PROBLEM REQUIREMENTS:
Which lines below include the string "share"? Please show each one.

****************************************

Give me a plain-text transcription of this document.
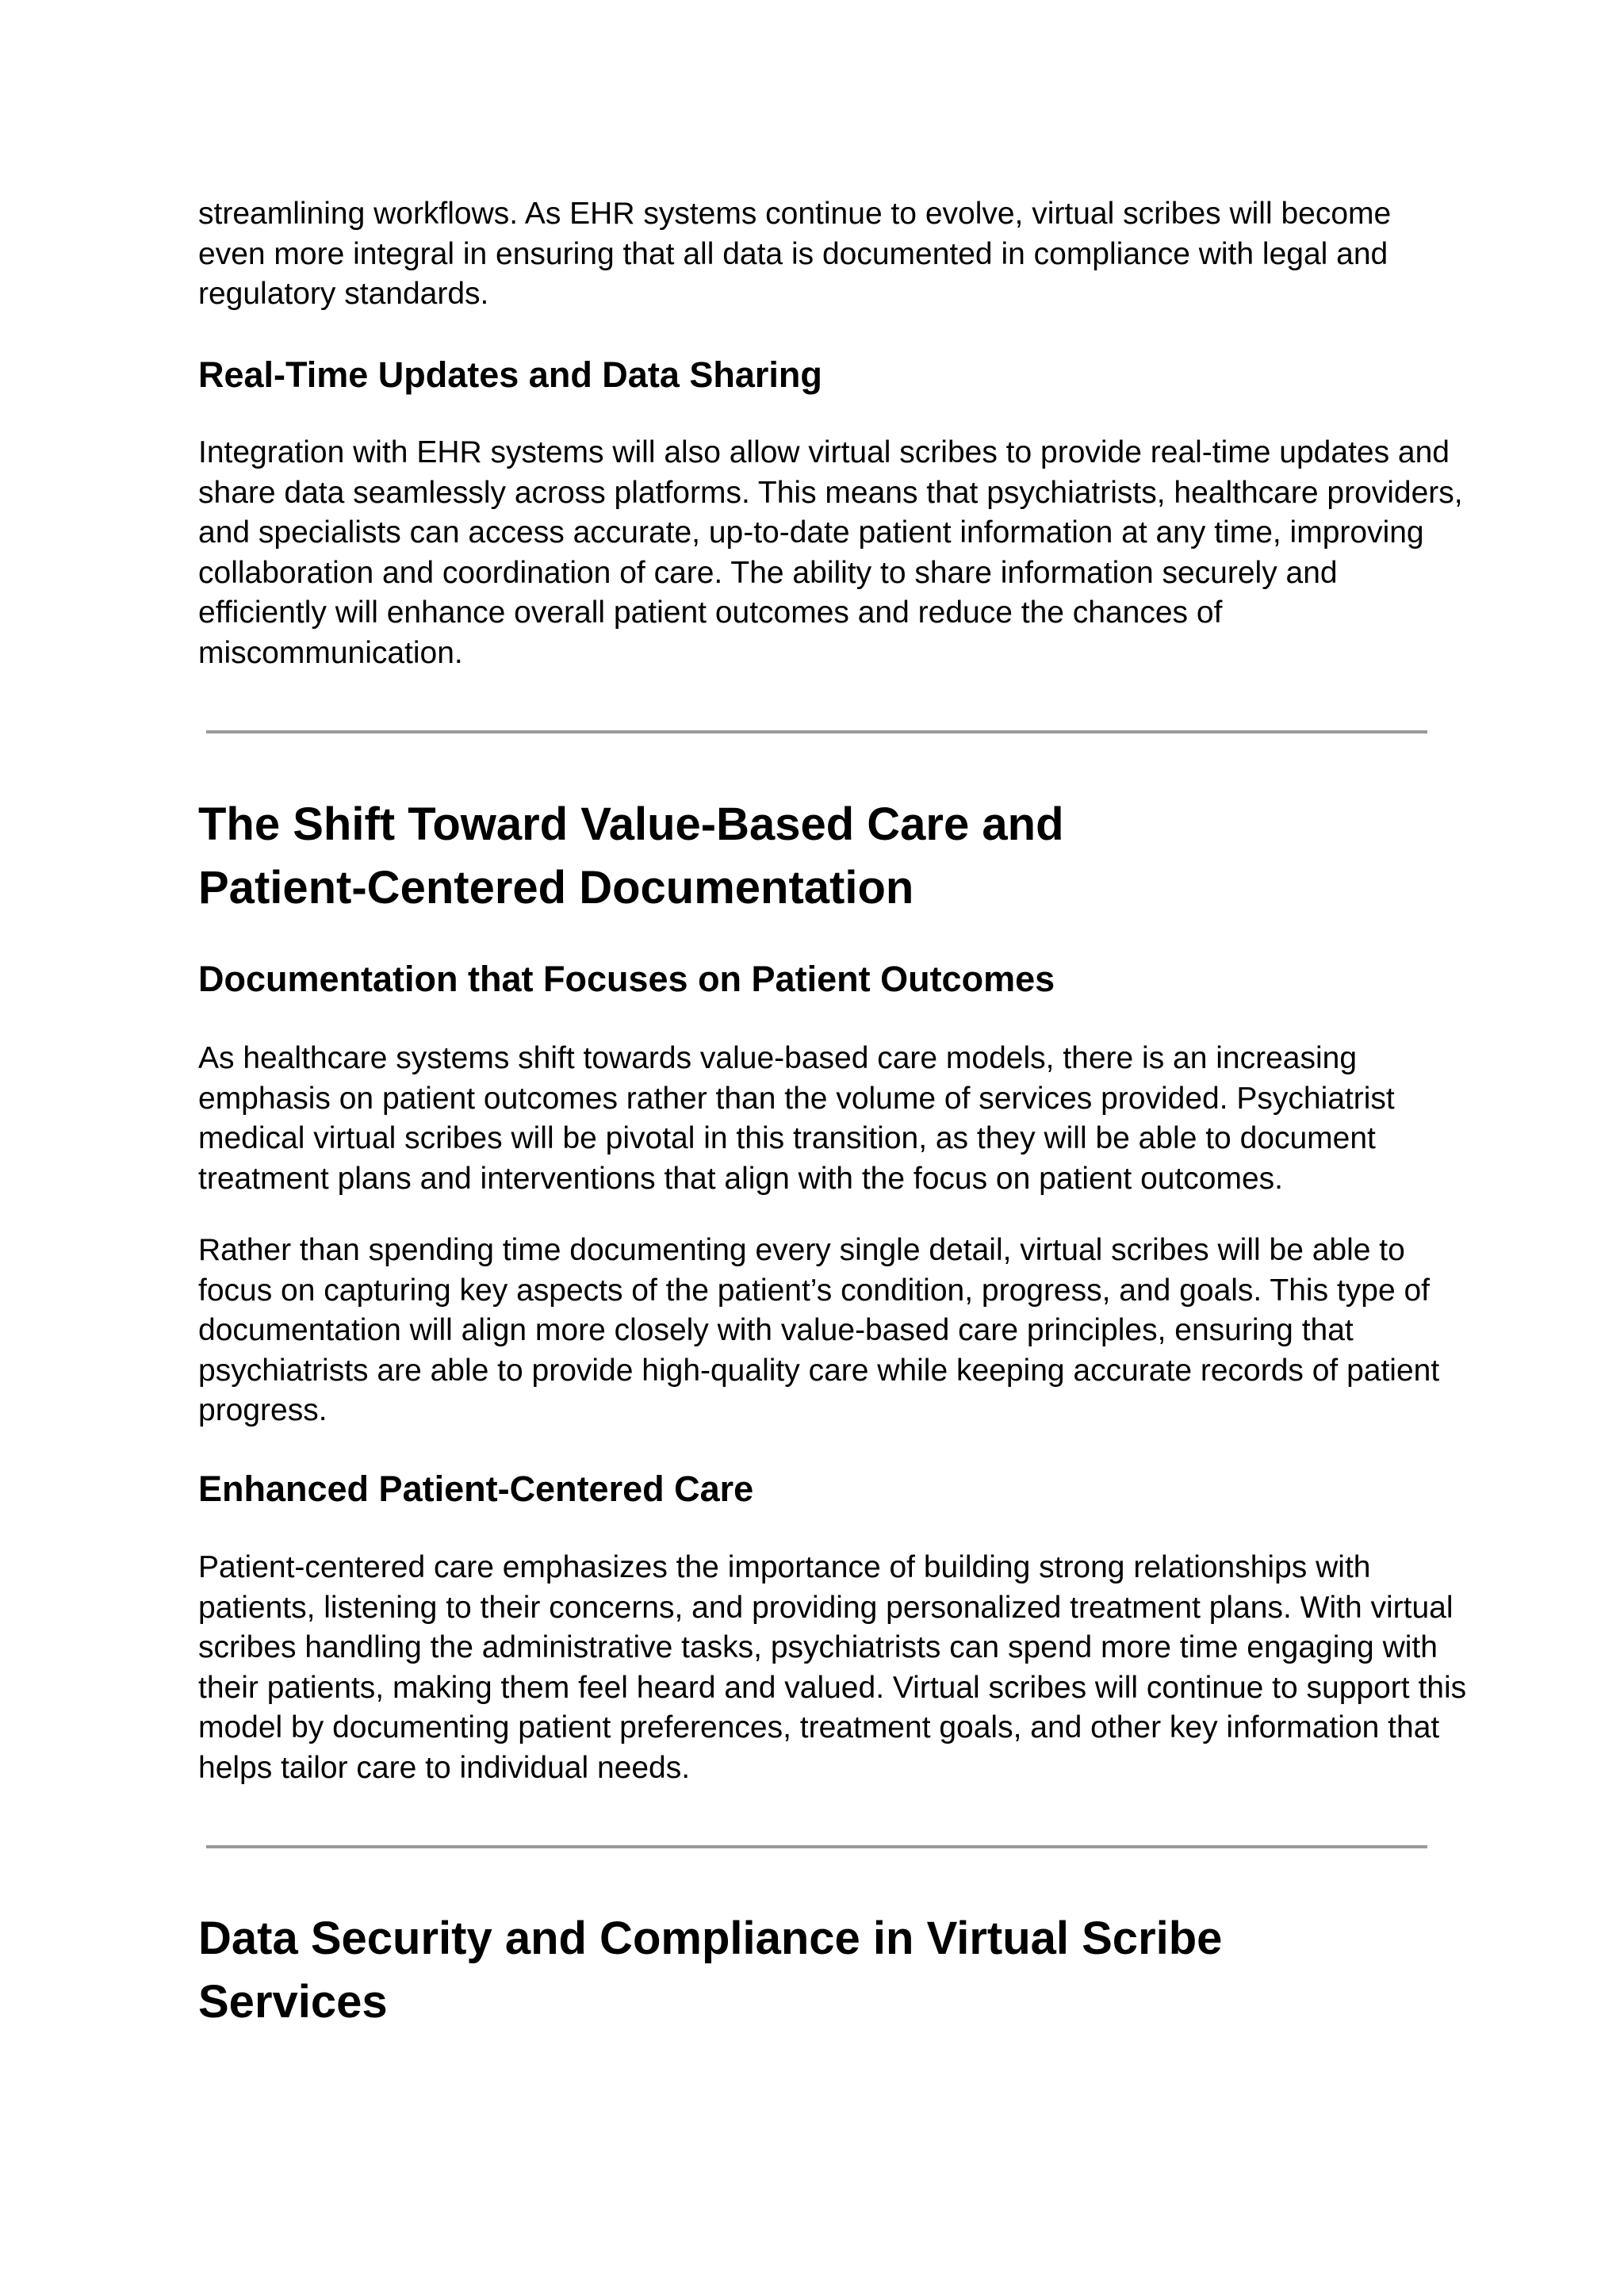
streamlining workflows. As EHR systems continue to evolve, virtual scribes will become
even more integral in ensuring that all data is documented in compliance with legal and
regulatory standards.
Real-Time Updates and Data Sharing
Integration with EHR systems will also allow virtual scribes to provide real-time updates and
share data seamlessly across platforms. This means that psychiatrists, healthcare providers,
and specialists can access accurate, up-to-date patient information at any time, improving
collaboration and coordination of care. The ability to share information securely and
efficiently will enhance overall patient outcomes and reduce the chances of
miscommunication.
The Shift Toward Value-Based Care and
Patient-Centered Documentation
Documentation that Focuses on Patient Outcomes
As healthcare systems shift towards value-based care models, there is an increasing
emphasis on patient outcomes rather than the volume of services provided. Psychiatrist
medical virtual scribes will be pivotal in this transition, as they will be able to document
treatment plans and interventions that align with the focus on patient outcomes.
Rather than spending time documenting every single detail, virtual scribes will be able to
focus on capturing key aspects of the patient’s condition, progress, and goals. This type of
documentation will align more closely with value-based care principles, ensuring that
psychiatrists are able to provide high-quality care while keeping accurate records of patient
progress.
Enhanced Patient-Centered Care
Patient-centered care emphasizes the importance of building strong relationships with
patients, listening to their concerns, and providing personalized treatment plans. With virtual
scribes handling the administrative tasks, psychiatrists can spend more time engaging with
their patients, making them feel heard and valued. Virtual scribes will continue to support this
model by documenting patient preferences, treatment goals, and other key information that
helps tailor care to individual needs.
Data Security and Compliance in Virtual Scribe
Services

****************************************

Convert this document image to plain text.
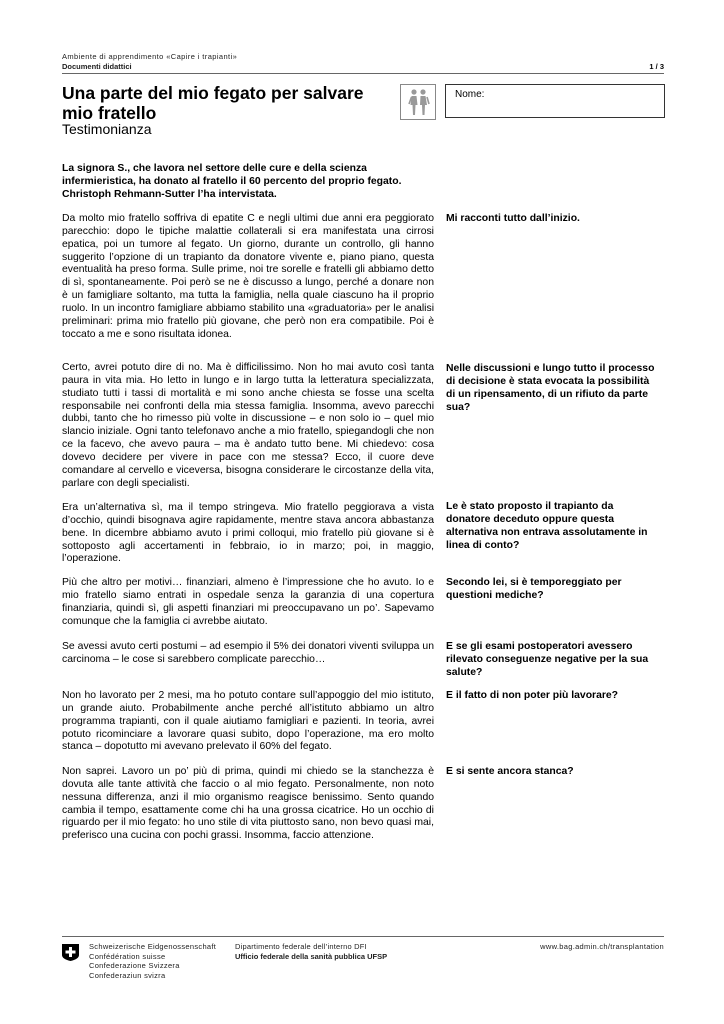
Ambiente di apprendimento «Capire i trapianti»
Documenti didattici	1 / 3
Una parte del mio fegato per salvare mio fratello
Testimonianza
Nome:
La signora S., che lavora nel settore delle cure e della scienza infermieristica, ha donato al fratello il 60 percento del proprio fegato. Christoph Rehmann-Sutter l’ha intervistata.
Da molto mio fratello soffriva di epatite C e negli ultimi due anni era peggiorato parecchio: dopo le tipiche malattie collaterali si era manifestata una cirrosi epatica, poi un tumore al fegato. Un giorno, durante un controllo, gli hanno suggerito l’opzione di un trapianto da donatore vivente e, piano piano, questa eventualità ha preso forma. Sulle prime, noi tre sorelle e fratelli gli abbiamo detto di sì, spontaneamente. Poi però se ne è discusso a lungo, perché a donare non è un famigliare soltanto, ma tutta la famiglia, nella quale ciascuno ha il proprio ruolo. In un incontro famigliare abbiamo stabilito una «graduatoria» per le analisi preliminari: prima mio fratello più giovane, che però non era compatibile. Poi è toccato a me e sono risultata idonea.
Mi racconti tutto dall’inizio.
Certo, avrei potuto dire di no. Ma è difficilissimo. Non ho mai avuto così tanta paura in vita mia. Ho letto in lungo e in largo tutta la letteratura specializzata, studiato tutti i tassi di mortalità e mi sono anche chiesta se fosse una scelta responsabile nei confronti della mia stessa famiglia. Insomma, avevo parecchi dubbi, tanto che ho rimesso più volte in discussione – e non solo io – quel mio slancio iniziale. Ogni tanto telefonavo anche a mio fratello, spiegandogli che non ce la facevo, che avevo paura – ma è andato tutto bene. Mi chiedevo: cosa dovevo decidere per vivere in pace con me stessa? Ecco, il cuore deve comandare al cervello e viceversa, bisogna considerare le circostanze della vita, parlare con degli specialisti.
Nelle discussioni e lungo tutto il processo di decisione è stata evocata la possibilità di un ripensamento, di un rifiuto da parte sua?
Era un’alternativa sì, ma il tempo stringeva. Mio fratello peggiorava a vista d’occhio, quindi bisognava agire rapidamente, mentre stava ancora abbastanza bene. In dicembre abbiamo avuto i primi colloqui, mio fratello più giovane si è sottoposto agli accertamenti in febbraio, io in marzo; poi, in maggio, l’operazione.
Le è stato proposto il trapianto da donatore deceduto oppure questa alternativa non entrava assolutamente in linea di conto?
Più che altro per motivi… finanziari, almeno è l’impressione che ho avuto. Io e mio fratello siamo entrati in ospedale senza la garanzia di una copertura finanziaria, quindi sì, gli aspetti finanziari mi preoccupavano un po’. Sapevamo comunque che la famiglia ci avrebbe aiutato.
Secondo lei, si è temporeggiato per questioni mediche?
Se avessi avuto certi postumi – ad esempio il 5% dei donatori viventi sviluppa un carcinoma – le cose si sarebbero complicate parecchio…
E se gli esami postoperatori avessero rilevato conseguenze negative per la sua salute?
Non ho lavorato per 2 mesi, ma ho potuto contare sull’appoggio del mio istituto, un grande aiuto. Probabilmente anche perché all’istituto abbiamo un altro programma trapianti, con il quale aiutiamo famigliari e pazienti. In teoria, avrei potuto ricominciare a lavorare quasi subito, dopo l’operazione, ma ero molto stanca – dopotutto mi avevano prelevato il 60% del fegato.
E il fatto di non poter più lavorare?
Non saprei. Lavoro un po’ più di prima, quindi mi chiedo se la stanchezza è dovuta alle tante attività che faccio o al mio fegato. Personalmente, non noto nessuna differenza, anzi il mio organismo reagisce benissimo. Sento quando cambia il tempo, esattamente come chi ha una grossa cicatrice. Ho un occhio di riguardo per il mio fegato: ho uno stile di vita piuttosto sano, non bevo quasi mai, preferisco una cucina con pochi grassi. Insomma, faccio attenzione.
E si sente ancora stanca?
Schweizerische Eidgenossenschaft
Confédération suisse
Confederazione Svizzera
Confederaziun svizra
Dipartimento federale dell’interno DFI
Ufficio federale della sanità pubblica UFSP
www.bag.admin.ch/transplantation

****************************************

RESPONSE BELOW:
share data seamlessly across platforms. This means that psychiatrists, healthcare providers,
collaboration and coordination of care. The ability to share information securely and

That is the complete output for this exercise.